AVAILABLE DATA

==============================

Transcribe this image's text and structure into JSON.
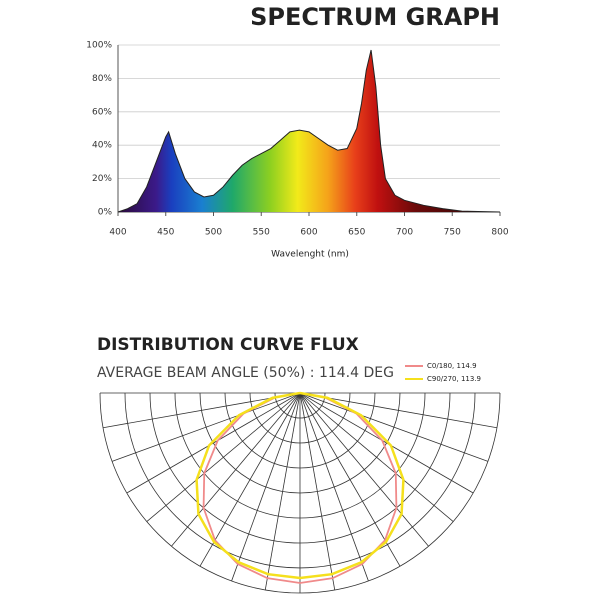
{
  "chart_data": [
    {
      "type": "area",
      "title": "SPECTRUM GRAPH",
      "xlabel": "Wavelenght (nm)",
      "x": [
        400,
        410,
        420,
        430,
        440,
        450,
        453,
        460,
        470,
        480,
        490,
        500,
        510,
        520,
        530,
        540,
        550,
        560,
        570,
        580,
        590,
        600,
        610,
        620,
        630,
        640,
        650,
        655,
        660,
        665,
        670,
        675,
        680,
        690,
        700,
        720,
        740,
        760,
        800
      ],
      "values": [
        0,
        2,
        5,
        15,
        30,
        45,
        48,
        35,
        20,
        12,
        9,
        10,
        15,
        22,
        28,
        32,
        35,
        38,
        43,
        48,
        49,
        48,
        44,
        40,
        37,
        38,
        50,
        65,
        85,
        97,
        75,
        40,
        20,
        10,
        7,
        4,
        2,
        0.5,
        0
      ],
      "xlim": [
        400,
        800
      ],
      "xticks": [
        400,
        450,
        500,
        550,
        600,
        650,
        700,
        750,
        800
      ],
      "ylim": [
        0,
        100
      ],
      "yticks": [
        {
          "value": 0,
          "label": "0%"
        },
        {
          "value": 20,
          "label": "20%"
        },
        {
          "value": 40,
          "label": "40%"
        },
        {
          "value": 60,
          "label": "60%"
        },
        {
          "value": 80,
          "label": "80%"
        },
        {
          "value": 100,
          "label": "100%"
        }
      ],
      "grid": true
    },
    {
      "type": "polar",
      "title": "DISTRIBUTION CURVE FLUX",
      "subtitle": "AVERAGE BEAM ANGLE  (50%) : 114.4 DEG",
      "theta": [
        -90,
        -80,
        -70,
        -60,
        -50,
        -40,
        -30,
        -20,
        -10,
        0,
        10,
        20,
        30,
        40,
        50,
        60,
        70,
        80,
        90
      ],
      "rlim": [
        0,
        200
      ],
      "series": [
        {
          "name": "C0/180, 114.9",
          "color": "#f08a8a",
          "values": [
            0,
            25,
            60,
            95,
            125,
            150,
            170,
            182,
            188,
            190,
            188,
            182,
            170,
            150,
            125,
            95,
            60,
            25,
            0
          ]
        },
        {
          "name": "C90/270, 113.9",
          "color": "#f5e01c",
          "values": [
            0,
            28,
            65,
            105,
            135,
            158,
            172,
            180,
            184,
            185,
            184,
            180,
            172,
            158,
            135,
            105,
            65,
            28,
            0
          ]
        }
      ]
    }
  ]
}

==============================

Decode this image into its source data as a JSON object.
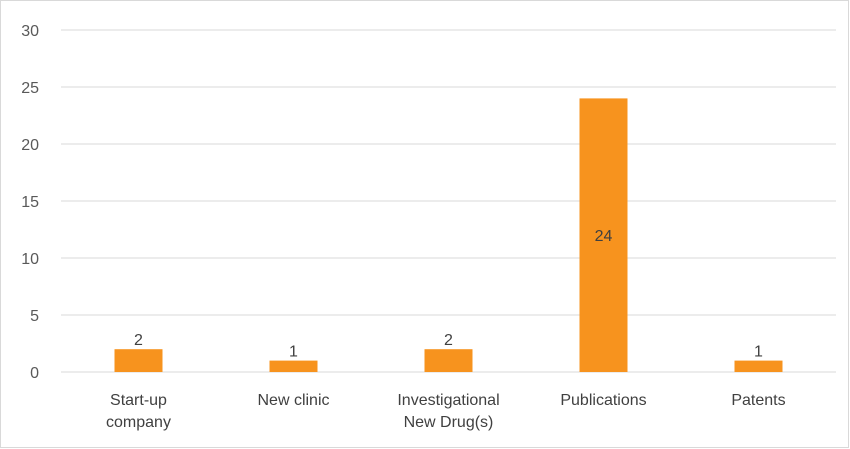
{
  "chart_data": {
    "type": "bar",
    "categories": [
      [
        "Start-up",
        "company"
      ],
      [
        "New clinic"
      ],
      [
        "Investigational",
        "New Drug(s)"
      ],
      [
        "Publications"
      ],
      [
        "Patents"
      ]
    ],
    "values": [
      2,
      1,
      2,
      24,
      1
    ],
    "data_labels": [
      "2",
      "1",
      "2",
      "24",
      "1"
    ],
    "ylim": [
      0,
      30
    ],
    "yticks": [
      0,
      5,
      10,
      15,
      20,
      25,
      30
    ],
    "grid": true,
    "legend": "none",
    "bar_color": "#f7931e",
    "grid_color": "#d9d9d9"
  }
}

==============================

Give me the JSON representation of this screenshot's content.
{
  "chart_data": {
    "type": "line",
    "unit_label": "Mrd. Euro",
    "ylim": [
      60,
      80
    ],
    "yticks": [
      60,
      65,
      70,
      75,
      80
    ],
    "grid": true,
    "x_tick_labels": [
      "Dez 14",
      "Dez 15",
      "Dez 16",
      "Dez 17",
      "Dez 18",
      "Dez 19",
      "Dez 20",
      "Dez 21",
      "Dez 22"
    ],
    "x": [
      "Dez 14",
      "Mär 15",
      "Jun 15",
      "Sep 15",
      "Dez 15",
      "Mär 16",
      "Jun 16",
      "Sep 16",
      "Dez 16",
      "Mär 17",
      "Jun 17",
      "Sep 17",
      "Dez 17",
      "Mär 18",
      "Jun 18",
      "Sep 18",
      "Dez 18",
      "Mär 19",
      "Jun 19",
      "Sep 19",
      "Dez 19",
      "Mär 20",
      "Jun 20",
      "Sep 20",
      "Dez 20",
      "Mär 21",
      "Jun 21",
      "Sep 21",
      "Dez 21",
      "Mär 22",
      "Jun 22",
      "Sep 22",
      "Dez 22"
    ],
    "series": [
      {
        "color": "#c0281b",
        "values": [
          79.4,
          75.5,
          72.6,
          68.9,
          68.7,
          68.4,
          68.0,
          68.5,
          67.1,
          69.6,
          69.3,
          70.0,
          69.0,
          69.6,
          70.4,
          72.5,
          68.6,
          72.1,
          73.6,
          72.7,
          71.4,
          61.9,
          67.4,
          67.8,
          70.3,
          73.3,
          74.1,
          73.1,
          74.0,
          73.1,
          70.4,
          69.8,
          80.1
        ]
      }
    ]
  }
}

==============================

WHAT IS NEEDED
Extract, from the material above, each line holding the word "JSON".

EXPECTED ANSWER
Transcribe this image's text and structure into JSON.
Decode this image into its source data as a JSON object.
Give me the JSON representation of this screenshot's content.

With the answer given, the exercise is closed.